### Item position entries
---------------

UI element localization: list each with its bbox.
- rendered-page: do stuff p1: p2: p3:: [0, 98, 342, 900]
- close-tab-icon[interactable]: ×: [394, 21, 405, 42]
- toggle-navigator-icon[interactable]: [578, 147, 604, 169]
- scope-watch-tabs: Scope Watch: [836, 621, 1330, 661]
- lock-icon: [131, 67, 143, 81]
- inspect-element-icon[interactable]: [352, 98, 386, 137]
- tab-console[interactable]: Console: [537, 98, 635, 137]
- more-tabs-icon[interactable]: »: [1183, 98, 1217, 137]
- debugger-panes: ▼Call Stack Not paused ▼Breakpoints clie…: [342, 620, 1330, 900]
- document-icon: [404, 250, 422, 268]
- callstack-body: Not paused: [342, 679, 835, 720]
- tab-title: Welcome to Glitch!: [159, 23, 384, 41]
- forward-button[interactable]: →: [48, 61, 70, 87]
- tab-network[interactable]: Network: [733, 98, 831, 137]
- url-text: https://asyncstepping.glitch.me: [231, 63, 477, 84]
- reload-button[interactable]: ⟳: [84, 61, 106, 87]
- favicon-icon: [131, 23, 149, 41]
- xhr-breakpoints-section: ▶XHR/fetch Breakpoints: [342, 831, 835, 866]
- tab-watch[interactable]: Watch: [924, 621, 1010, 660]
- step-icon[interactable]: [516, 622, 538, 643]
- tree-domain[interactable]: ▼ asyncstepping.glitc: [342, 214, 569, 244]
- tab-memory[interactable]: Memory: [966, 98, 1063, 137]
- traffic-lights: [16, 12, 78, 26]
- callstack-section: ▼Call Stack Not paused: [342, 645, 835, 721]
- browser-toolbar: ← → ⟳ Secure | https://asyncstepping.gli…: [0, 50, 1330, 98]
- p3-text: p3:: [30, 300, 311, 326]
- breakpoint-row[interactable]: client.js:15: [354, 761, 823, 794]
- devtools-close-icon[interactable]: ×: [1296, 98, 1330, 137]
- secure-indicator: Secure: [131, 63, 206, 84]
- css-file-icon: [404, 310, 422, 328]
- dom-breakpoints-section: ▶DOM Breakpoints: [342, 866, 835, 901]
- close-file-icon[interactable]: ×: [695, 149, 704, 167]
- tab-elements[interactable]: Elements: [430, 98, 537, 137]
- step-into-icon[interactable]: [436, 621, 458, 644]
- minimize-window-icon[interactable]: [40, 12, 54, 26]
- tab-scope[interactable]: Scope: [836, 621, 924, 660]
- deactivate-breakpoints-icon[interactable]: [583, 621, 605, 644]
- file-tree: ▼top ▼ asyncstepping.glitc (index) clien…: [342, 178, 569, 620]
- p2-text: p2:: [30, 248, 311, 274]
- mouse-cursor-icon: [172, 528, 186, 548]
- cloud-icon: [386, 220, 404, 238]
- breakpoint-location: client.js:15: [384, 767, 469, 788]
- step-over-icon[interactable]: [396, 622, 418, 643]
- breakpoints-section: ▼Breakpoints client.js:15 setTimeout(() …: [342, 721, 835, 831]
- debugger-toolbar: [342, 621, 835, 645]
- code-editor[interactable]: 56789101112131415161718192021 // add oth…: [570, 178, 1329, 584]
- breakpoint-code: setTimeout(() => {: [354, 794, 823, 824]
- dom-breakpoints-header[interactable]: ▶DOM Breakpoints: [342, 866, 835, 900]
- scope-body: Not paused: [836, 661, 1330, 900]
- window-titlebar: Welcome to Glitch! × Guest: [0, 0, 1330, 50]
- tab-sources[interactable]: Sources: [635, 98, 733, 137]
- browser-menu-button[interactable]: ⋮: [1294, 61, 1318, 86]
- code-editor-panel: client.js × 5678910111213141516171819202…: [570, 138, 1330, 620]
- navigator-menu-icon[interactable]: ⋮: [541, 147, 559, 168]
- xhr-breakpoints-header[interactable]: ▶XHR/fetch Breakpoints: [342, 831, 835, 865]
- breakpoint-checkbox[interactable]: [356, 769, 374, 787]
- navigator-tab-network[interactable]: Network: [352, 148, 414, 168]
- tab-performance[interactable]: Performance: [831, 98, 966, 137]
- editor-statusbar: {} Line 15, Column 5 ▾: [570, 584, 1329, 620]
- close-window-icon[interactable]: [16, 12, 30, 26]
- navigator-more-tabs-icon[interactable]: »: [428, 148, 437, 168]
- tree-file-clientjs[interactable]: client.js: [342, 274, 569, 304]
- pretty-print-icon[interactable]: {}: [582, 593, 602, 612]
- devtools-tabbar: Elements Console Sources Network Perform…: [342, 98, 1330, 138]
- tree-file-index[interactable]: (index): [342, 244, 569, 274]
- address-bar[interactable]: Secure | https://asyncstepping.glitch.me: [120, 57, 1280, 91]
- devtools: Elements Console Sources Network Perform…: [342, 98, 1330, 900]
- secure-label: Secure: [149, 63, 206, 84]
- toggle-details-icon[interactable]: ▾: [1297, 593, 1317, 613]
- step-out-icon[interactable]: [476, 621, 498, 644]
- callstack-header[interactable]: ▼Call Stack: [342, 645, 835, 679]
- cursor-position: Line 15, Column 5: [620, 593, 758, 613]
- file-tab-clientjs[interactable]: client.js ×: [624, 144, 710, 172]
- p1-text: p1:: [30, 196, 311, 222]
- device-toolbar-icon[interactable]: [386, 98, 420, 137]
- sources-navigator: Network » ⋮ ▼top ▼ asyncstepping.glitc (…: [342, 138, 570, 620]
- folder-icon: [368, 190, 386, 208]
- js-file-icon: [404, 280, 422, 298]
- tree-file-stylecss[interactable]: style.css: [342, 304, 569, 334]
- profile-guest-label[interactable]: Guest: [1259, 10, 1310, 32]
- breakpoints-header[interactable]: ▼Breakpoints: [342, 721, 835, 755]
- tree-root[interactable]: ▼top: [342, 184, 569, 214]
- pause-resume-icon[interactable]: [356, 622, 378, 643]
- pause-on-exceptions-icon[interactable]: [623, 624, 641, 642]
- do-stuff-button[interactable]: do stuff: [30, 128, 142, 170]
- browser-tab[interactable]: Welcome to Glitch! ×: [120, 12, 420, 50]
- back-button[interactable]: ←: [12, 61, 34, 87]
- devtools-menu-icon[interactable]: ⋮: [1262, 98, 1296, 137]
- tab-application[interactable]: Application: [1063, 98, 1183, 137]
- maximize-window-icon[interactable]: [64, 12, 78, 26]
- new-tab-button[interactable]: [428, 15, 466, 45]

---------------

Please change every "interactable" in the data above to "clickable" and give all the lines again with nothing else altered.

UI element localization: list each with its bbox.
- rendered-page: do stuff p1: p2: p3:: [0, 98, 342, 900]
- close-tab-icon[clickable]: ×: [394, 21, 405, 42]
- toggle-navigator-icon[clickable]: [578, 147, 604, 169]
- scope-watch-tabs: Scope Watch: [836, 621, 1330, 661]
- lock-icon: [131, 67, 143, 81]
- inspect-element-icon[clickable]: [352, 98, 386, 137]
- tab-console[clickable]: Console: [537, 98, 635, 137]
- more-tabs-icon[clickable]: »: [1183, 98, 1217, 137]
- debugger-panes: ▼Call Stack Not paused ▼Breakpoints clie…: [342, 620, 1330, 900]
- document-icon: [404, 250, 422, 268]
- callstack-body: Not paused: [342, 679, 835, 720]
- tab-title: Welcome to Glitch!: [159, 23, 384, 41]
- forward-button[clickable]: →: [48, 61, 70, 87]
- tab-network[clickable]: Network: [733, 98, 831, 137]
- url-text: https://asyncstepping.glitch.me: [231, 63, 477, 84]
- reload-button[clickable]: ⟳: [84, 61, 106, 87]
- favicon-icon: [131, 23, 149, 41]
- xhr-breakpoints-section: ▶XHR/fetch Breakpoints: [342, 831, 835, 866]
- tab-watch[clickable]: Watch: [924, 621, 1010, 660]
- step-icon[clickable]: [516, 622, 538, 643]
- tree-domain[clickable]: ▼ asyncstepping.glitc: [342, 214, 569, 244]
- tab-memory[clickable]: Memory: [966, 98, 1063, 137]
- traffic-lights: [16, 12, 78, 26]
- callstack-section: ▼Call Stack Not paused: [342, 645, 835, 721]
- browser-toolbar: ← → ⟳ Secure | https://asyncstepping.gli…: [0, 50, 1330, 98]
- p3-text: p3:: [30, 300, 311, 326]
- breakpoint-row[clickable]: client.js:15: [354, 761, 823, 794]
- devtools-close-icon[clickable]: ×: [1296, 98, 1330, 137]
- secure-indicator: Secure: [131, 63, 206, 84]
- css-file-icon: [404, 310, 422, 328]
- dom-breakpoints-section: ▶DOM Breakpoints: [342, 866, 835, 901]
- close-file-icon[clickable]: ×: [695, 149, 704, 167]
- tab-elements[clickable]: Elements: [430, 98, 537, 137]
- step-into-icon[clickable]: [436, 621, 458, 644]
- minimize-window-icon[clickable]: [40, 12, 54, 26]
- tab-scope[clickable]: Scope: [836, 621, 924, 660]
- deactivate-breakpoints-icon[clickable]: [583, 621, 605, 644]
- file-tree: ▼top ▼ asyncstepping.glitc (index) clien…: [342, 178, 569, 620]
- p2-text: p2:: [30, 248, 311, 274]
- mouse-cursor-icon: [172, 528, 186, 548]
- cloud-icon: [386, 220, 404, 238]
- breakpoint-location: client.js:15: [384, 767, 469, 788]
- step-over-icon[clickable]: [396, 622, 418, 643]
- breakpoints-section: ▼Breakpoints client.js:15 setTimeout(() …: [342, 721, 835, 831]
- debugger-toolbar: [342, 621, 835, 645]
- code-editor[clickable]: 56789101112131415161718192021 // add oth…: [570, 178, 1329, 584]
- breakpoint-code: setTimeout(() => {: [354, 794, 823, 824]
- dom-breakpoints-header[clickable]: ▶DOM Breakpoints: [342, 866, 835, 900]
- scope-body: Not paused: [836, 661, 1330, 900]
- window-titlebar: Welcome to Glitch! × Guest: [0, 0, 1330, 50]
- tab-sources[clickable]: Sources: [635, 98, 733, 137]
- browser-menu-button[clickable]: ⋮: [1294, 61, 1318, 86]
- code-editor-panel: client.js × 5678910111213141516171819202…: [570, 138, 1330, 620]
- navigator-menu-icon[clickable]: ⋮: [541, 147, 559, 168]
- xhr-breakpoints-header[clickable]: ▶XHR/fetch Breakpoints: [342, 831, 835, 865]
- breakpoint-checkbox[clickable]: [356, 769, 374, 787]
- navigator-tab-network[clickable]: Network: [352, 148, 414, 168]
- tab-performance[clickable]: Performance: [831, 98, 966, 137]
- editor-statusbar: {} Line 15, Column 5 ▾: [570, 584, 1329, 620]
- close-window-icon[clickable]: [16, 12, 30, 26]
- navigator-more-tabs-icon[clickable]: »: [428, 148, 437, 168]
- tree-file-clientjs[clickable]: client.js: [342, 274, 569, 304]
- pretty-print-icon[clickable]: {}: [582, 593, 602, 612]
- devtools-tabbar: Elements Console Sources Network Perform…: [342, 98, 1330, 138]
- tree-file-index[clickable]: (index): [342, 244, 569, 274]
- address-bar[clickable]: Secure | https://asyncstepping.glitch.me: [120, 57, 1280, 91]
- devtools: Elements Console Sources Network Perform…: [342, 98, 1330, 900]
- secure-label: Secure: [149, 63, 206, 84]
- toggle-details-icon[clickable]: ▾: [1297, 593, 1317, 613]
- step-out-icon[clickable]: [476, 621, 498, 644]
- callstack-header[clickable]: ▼Call Stack: [342, 645, 835, 679]
- cursor-position: Line 15, Column 5: [620, 593, 758, 613]
- file-tab-clientjs[clickable]: client.js ×: [624, 144, 710, 172]
- p1-text: p1:: [30, 196, 311, 222]
- device-toolbar-icon[clickable]: [386, 98, 420, 137]
- sources-navigator: Network » ⋮ ▼top ▼ asyncstepping.glitc (…: [342, 138, 570, 620]
- folder-icon: [368, 190, 386, 208]
- js-file-icon: [404, 280, 422, 298]
- tree-file-stylecss[clickable]: style.css: [342, 304, 569, 334]
- profile-guest-label[clickable]: Guest: [1259, 10, 1310, 32]
- breakpoints-header[clickable]: ▼Breakpoints: [342, 721, 835, 755]
- tree-root[clickable]: ▼top: [342, 184, 569, 214]
- pause-resume-icon[clickable]: [356, 622, 378, 643]
- pause-on-exceptions-icon[clickable]: [623, 624, 641, 642]
- do-stuff-button[clickable]: do stuff: [30, 128, 142, 170]
- browser-tab[clickable]: Welcome to Glitch! ×: [120, 12, 420, 50]
- back-button[clickable]: ←: [12, 61, 34, 87]
- devtools-menu-icon[clickable]: ⋮: [1262, 98, 1296, 137]
- tab-application[clickable]: Application: [1063, 98, 1183, 137]
- maximize-window-icon[clickable]: [64, 12, 78, 26]
- new-tab-button[clickable]: [428, 15, 466, 45]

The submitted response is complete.